### Written exercise
Below are the entries; state how many of their lines contain the string "text", and nothing more.

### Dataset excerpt
* BEGIN *

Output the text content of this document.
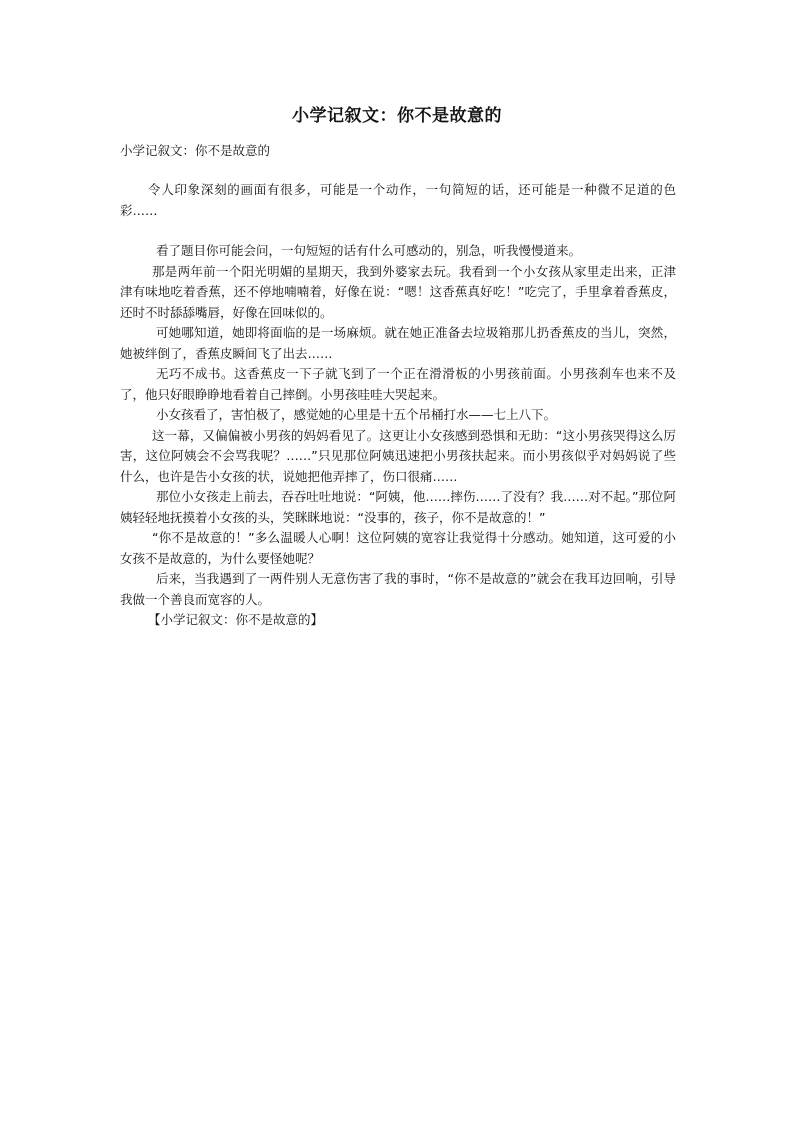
小学记叙文：你不是故意的
小学记叙文：你不是故意的

令人印象深刻的画面有很多，可能是一个动作，一句简短的话，还可能是一种微不足道的色彩……

看了题目你可能会问，一句短短的话有什么可感动的，别急，听我慢慢道来。

那是两年前一个阳光明媚的星期天，我到外婆家去玩。我看到一个小女孩从家里走出来，正津津有味地吃着香蕉，还不停地喃喃着，好像在说：“嗯！这香蕉真好吃！”吃完了，手里拿着香蕉皮，还时不时舔舔嘴唇，好像在回味似的。

可她哪知道，她即将面临的是一场麻烦。就在她正准备去垃圾箱那儿扔香蕉皮的当儿，突然，她被绊倒了，香蕉皮瞬间飞了出去……

无巧不成书。这香蕉皮一下子就飞到了一个正在滑滑板的小男孩前面。小男孩刹车也来不及了，他只好眼睁睁地看着自己摔倒。小男孩哇哇大哭起来。

小女孩看了，害怕极了，感觉她的心里是十五个吊桶打水——七上八下。

这一幕，又偏偏被小男孩的妈妈看见了。这更让小女孩感到恐惧和无助：“这小男孩哭得这么厉害，这位阿姨会不会骂我呢？……”只见那位阿姨迅速把小男孩扶起来。而小男孩似乎对妈妈说了些什么，也许是告小女孩的状，说她把他弄摔了，伤口很痛……

那位小女孩走上前去，吞吞吐吐地说：“阿姨，他……摔伤……了没有？我……对不起。”那位阿姨轻轻地抚摸着小女孩的头，笑眯眯地说：“没事的，孩子，你不是故意的！”

“你不是故意的！”多么温暖人心啊！这位阿姨的宽容让我觉得十分感动。她知道，这可爱的小女孩不是故意的，为什么要怪她呢？

后来，当我遇到了一两件别人无意伤害了我的事时，“你不是故意的”就会在我耳边回响，引导我做一个善良而宽容的人。

【小学记叙文：你不是故意的】
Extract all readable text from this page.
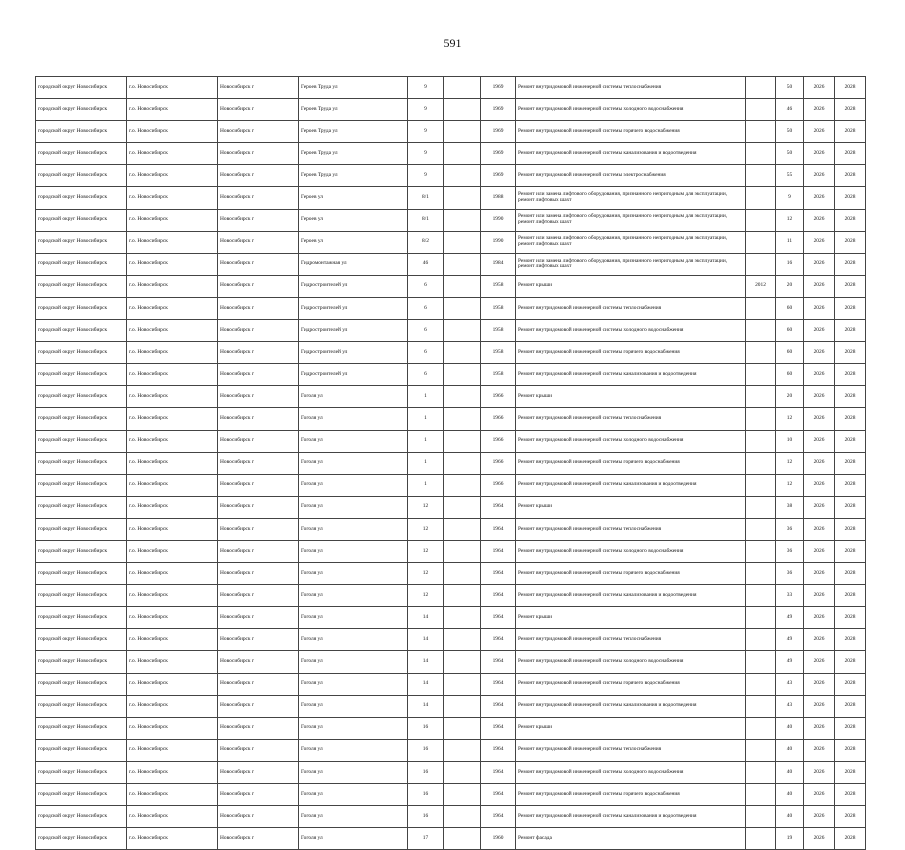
591
городской округ Новосибирск	г.о. Новосибирск	Новосибирск г	Героев Труда ул	9		1969	Ремонт внутридомовой инженерной системы теплоснабжения		50	2026	2028
городской округ Новосибирск	г.о. Новосибирск	Новосибирск г	Героев Труда ул	9		1969	Ремонт внутридомовой инженерной системы холодного водоснабжения		46	2026	2028
городской округ Новосибирск	г.о. Новосибирск	Новосибирск г	Героев Труда ул	9		1969	Ремонт внутридомовой инженерной системы горячего водоснабжения		50	2026	2028
городской округ Новосибирск	г.о. Новосибирск	Новосибирск г	Героев Труда ул	9		1969	Ремонт внутридомовой инженерной системы канализования и водоотведения		50	2026	2028
городской округ Новосибирск	г.о. Новосибирск	Новосибирск г	Героев Труда ул	9		1969	Ремонт внутридомовой инженерной системы электроснабжения		55	2026	2028
городской округ Новосибирск	г.о. Новосибирск	Новосибирск г	Героев ул	8/1		1988	Ремонт или замена лифтового оборудования, признанного непригодным для эксплуатации, ремонт лифтовых шахт		9	2026	2028
городской округ Новосибирск	г.о. Новосибирск	Новосибирск г	Героев ул	8/1		1990	Ремонт или замена лифтового оборудования, признанного непригодным для эксплуатации, ремонт лифтовых шахт		12	2026	2028
городской округ Новосибирск	г.о. Новосибирск	Новосибирск г	Героев ул	8/2		1990	Ремонт или замена лифтового оборудования, признанного непригодным для эксплуатации, ремонт лифтовых шахт		11	2026	2028
городской округ Новосибирск	г.о. Новосибирск	Новосибирск г	Гидромонтажная ул	46		1984	Ремонт или замена лифтового оборудования, признанного непригодным для эксплуатации, ремонт лифтовых шахт		16	2026	2028
городской округ Новосибирск	г.о. Новосибирск	Новосибирск г	Гидростроителей ул	6		1958	Ремонт крыши	2012	20	2026	2028
городской округ Новосибирск	г.о. Новосибирск	Новосибирск г	Гидростроителей ул	6		1958	Ремонт внутридомовой инженерной системы теплоснабжения		60	2026	2028
городской округ Новосибирск	г.о. Новосибирск	Новосибирск г	Гидростроителей ул	6		1958	Ремонт внутридомовой инженерной системы холодного водоснабжения		60	2026	2028
городской округ Новосибирск	г.о. Новосибирск	Новосибирск г	Гидростроителей ул	6		1958	Ремонт внутридомовой инженерной системы горячего водоснабжения		60	2026	2028
городской округ Новосибирск	г.о. Новосибирск	Новосибирск г	Гидростроителей ул	6		1958	Ремонт внутридомовой инженерной системы канализования и водоотведения		60	2026	2028
городской округ Новосибирск	г.о. Новосибирск	Новосибирск г	Гоголя ул	1		1966	Ремонт крыши		20	2026	2028
городской округ Новосибирск	г.о. Новосибирск	Новосибирск г	Гоголя ул	1		1966	Ремонт внутридомовой инженерной системы теплоснабжения		12	2026	2028
городской округ Новосибирск	г.о. Новосибирск	Новосибирск г	Гоголя ул	1		1966	Ремонт внутридомовой инженерной системы холодного водоснабжения		10	2026	2028
городской округ Новосибирск	г.о. Новосибирск	Новосибирск г	Гоголя ул	1		1966	Ремонт внутридомовой инженерной системы горячего водоснабжения		12	2026	2028
городской округ Новосибирск	г.о. Новосибирск	Новосибирск г	Гоголя ул	1		1966	Ремонт внутридомовой инженерной системы канализования и водоотведения		12	2026	2028
городской округ Новосибирск	г.о. Новосибирск	Новосибирск г	Гоголя ул	12		1964	Ремонт крыши		38	2026	2028
городской округ Новосибирск	г.о. Новосибирск	Новосибирск г	Гоголя ул	12		1964	Ремонт внутридомовой инженерной системы теплоснабжения		36	2026	2028
городской округ Новосибирск	г.о. Новосибирск	Новосибирск г	Гоголя ул	12		1964	Ремонт внутридомовой инженерной системы холодного водоснабжения		36	2026	2028
городской округ Новосибирск	г.о. Новосибирск	Новосибирск г	Гоголя ул	12		1964	Ремонт внутридомовой инженерной системы горячего водоснабжения		36	2026	2028
городской округ Новосибирск	г.о. Новосибирск	Новосибирск г	Гоголя ул	12		1964	Ремонт внутридомовой инженерной системы канализования и водоотведения		33	2026	2028
городской округ Новосибирск	г.о. Новосибирск	Новосибирск г	Гоголя ул	14		1964	Ремонт крыши		49	2026	2028
городской округ Новосибирск	г.о. Новосибирск	Новосибирск г	Гоголя ул	14		1964	Ремонт внутридомовой инженерной системы теплоснабжения		49	2026	2028
городской округ Новосибирск	г.о. Новосибирск	Новосибирск г	Гоголя ул	14		1964	Ремонт внутридомовой инженерной системы холодного водоснабжения		49	2026	2028
городской округ Новосибирск	г.о. Новосибирск	Новосибирск г	Гоголя ул	14		1964	Ремонт внутридомовой инженерной системы горячего водоснабжения		43	2026	2028
городской округ Новосибирск	г.о. Новосибирск	Новосибирск г	Гоголя ул	14		1964	Ремонт внутридомовой инженерной системы канализования и водоотведения		43	2026	2028
городской округ Новосибирск	г.о. Новосибирск	Новосибирск г	Гоголя ул	16		1964	Ремонт крыши		40	2026	2028
городской округ Новосибирск	г.о. Новосибирск	Новосибирск г	Гоголя ул	16		1964	Ремонт внутридомовой инженерной системы теплоснабжения		40	2026	2028
городской округ Новосибирск	г.о. Новосибирск	Новосибирск г	Гоголя ул	16		1964	Ремонт внутридомовой инженерной системы холодного водоснабжения		40	2026	2028
городской округ Новосибирск	г.о. Новосибирск	Новосибирск г	Гоголя ул	16		1964	Ремонт внутридомовой инженерной системы горячего водоснабжения		40	2026	2028
городской округ Новосибирск	г.о. Новосибирск	Новосибирск г	Гоголя ул	16		1964	Ремонт внутридомовой инженерной системы канализования и водоотведения		40	2026	2028
городской округ Новосибирск	г.о. Новосибирск	Новосибирск г	Гоголя ул	17		1960	Ремонт фасада		19	2026	2028
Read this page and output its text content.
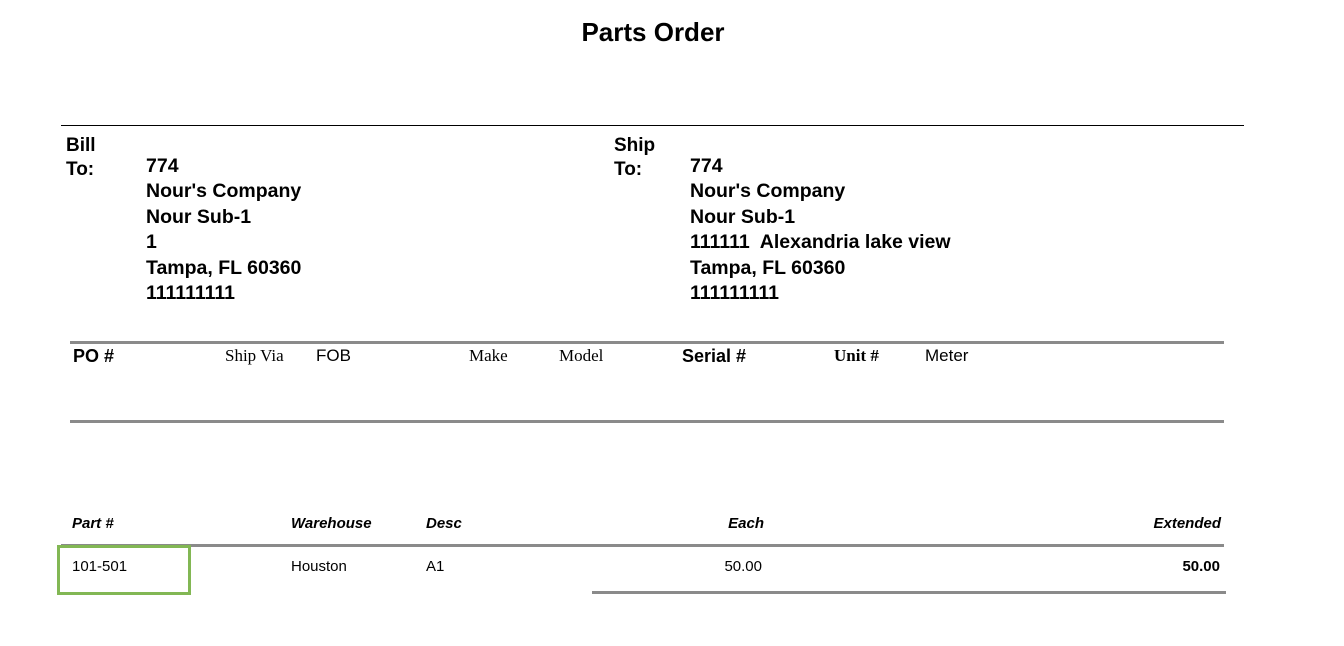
Parts Order
Bill
To:	774
Nour's Company
Nour Sub-1
1
Tampa, FL 60360
111111111
Ship
To:	774
Nour's Company
Nour Sub-1
111111  Alexandria lake view
Tampa, FL 60360
111111111
PO #	Ship Via FOB	Make	Model	Serial #	Unit #	Meter
Part #	Warehouse	Desc	Each	Extended
101-501	Houston	A1	50.00	50.00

* END *

### Response to the task
3